**Information supplied:**

>>>>

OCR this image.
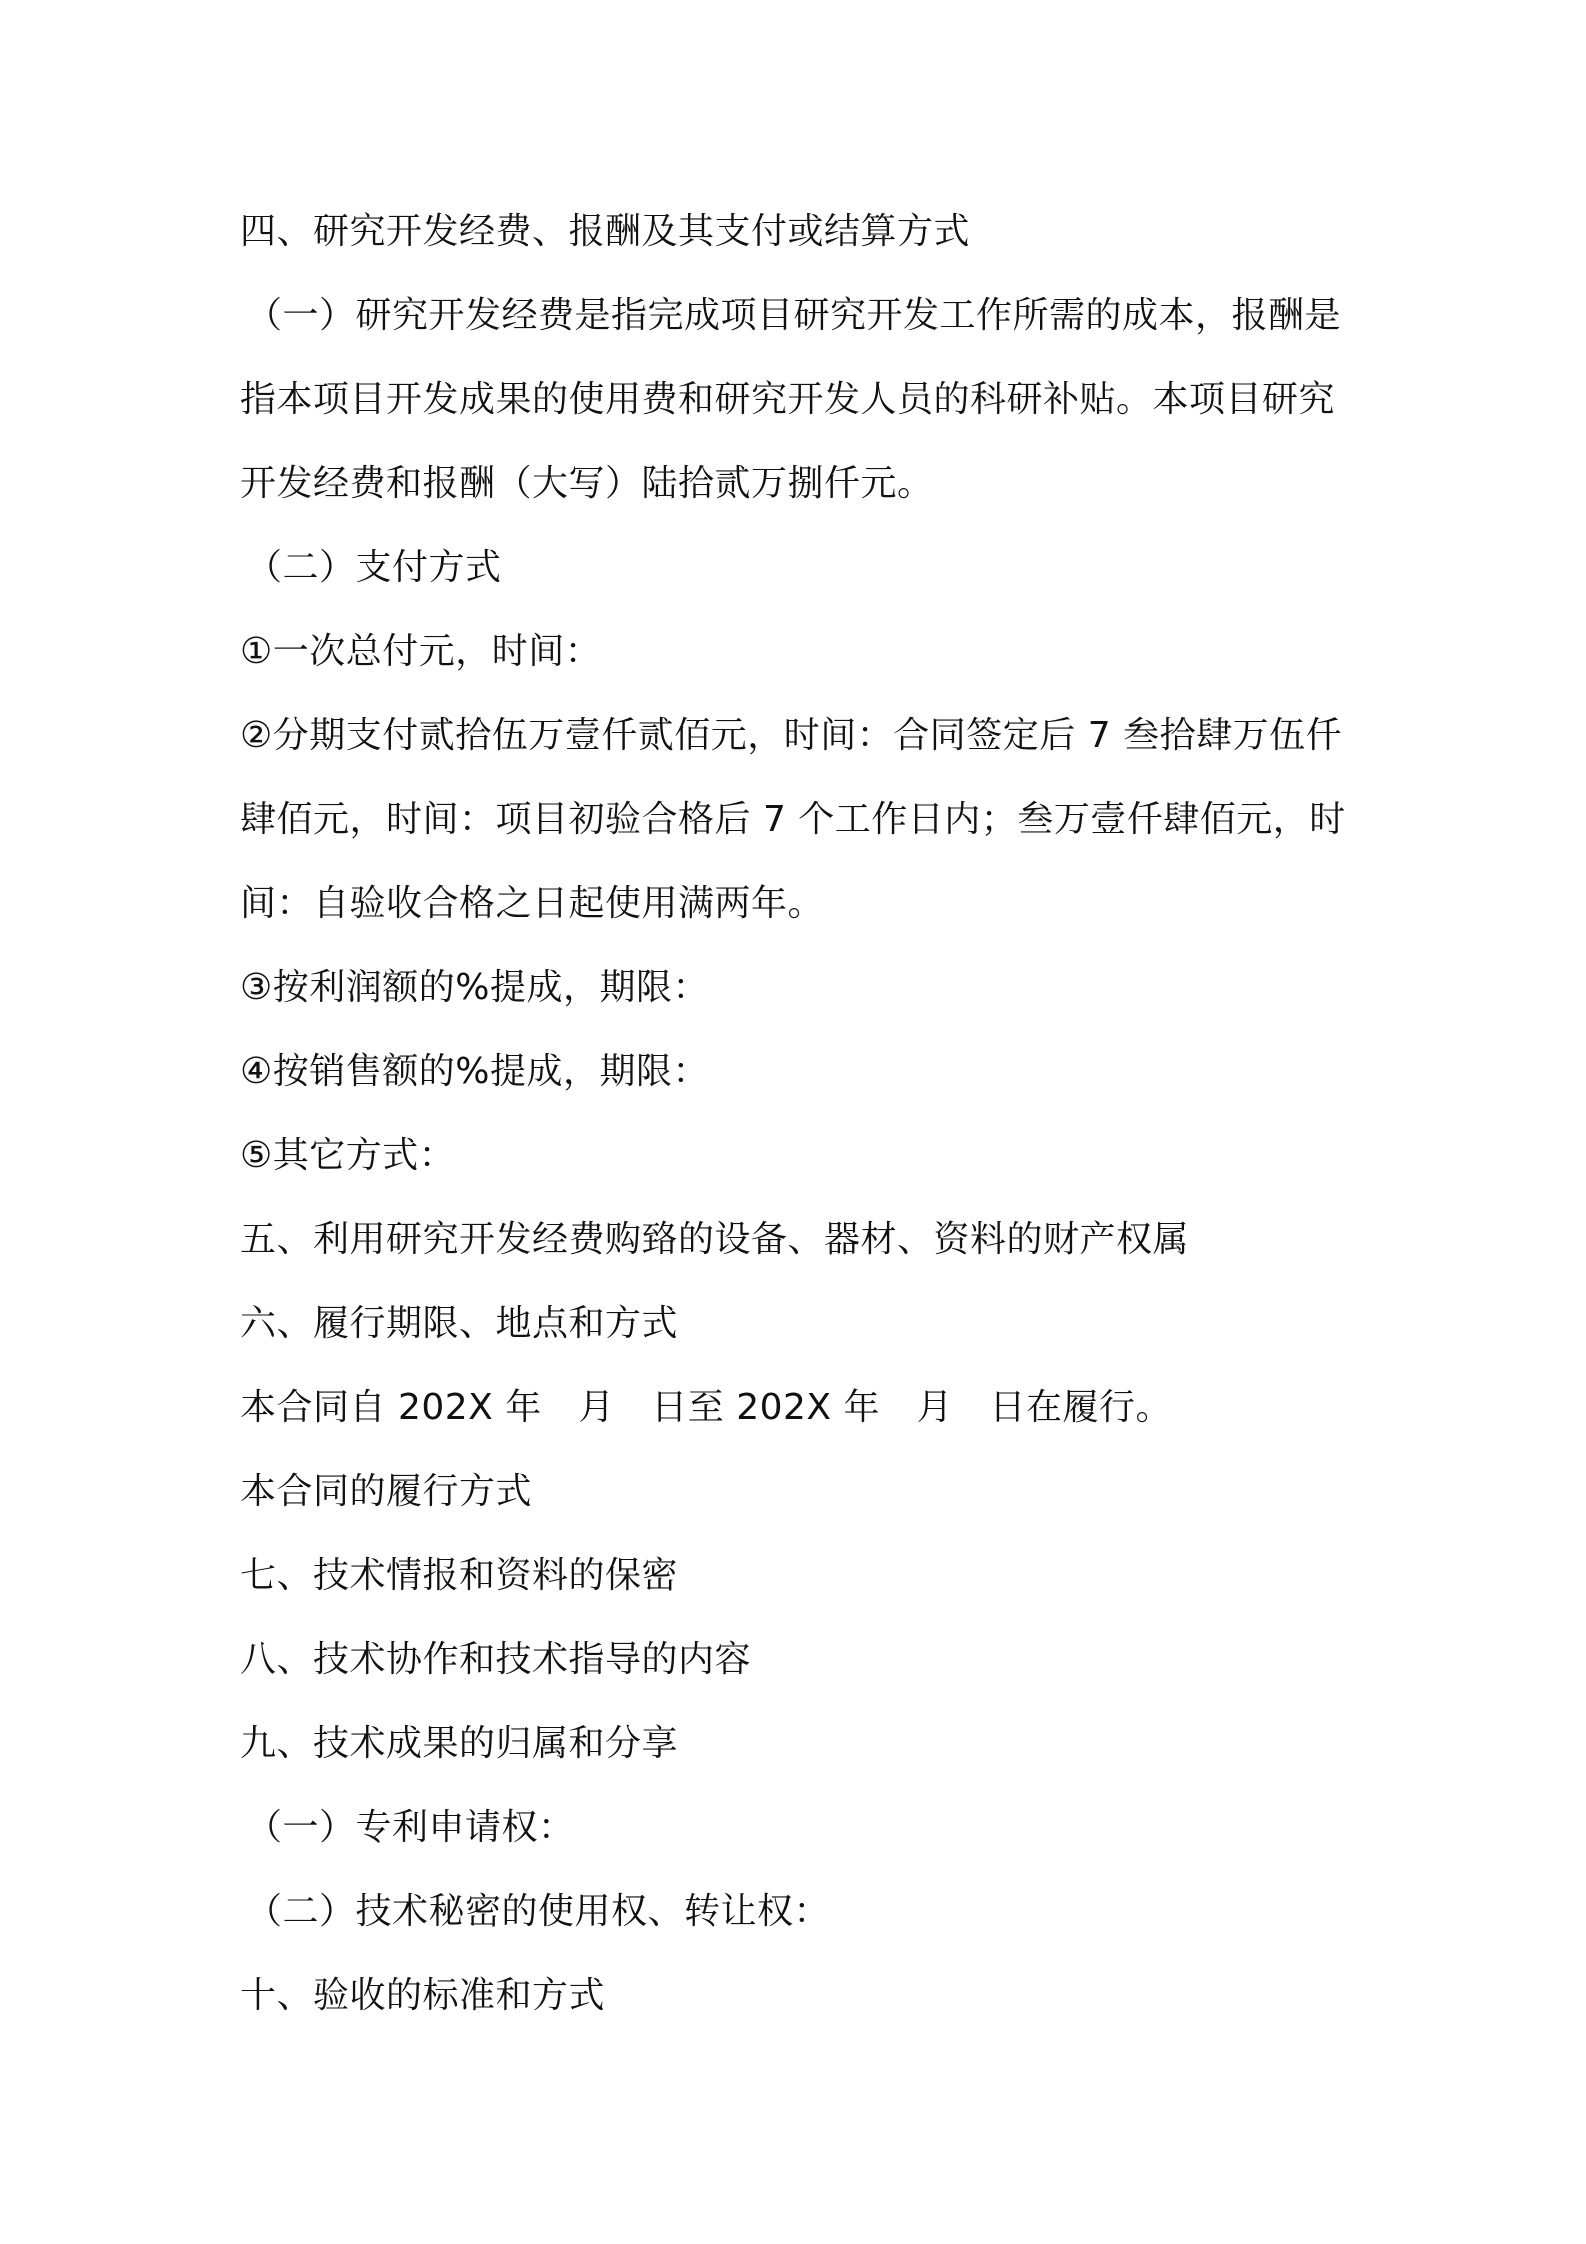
四、研究开发经费、报酬及其支付或结算方式

（一）研究开发经费是指完成项目研究开发工作所需的成本，报酬是

指本项目开发成果的使用费和研究开发人员的科研补贴。本项目研究

开发经费和报酬（大写）陆拾贰万捌仟元。

（二）支付方式

①一次总付元，时间：

②分期支付贰拾伍万壹仟贰佰元，时间：合同签定后 7 叁拾肆万伍仟

肆佰元，时间：项目初验合格后 7 个工作日内；叁万壹仟肆佰元，时

间：自验收合格之日起使用满两年。

③按利润额的%提成，期限：

④按销售额的%提成，期限：

⑤其它方式：

五、利用研究开发经费购臵的设备、器材、资料的财产权属

六、履行期限、地点和方式

本合同自 202X 年　月　日至 202X 年　月　日在履行。

本合同的履行方式

七、技术情报和资料的保密

八、技术协作和技术指导的内容

九、技术成果的归属和分享

（一）专利申请权：

（二）技术秘密的使用权、转让权：

十、验收的标准和方式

<<<<

**What this task involves:** Pictures in the records should not appear in your copy, but everything else must be transcribed exactly.

**Expected output:**
OCR this image.
四、研究开发经费、报酬及其支付或结算方式

（一）研究开发经费是指完成项目研究开发工作所需的成本，报酬是

指本项目开发成果的使用费和研究开发人员的科研补贴。本项目研究

开发经费和报酬（大写）陆拾贰万捌仟元。

（二）支付方式

①一次总付元，时间：

②分期支付贰拾伍万壹仟贰佰元，时间：合同签定后 7 叁拾肆万伍仟

肆佰元，时间：项目初验合格后 7 个工作日内；叁万壹仟肆佰元，时

间：自验收合格之日起使用满两年。

③按利润额的%提成，期限：

④按销售额的%提成，期限：

⑤其它方式：

五、利用研究开发经费购臵的设备、器材、资料的财产权属

六、履行期限、地点和方式

本合同自 202X 年　月　日至 202X 年　月　日在履行。

本合同的履行方式

七、技术情报和资料的保密

八、技术协作和技术指导的内容

九、技术成果的归属和分享

（一）专利申请权：

（二）技术秘密的使用权、转让权：

十、验收的标准和方式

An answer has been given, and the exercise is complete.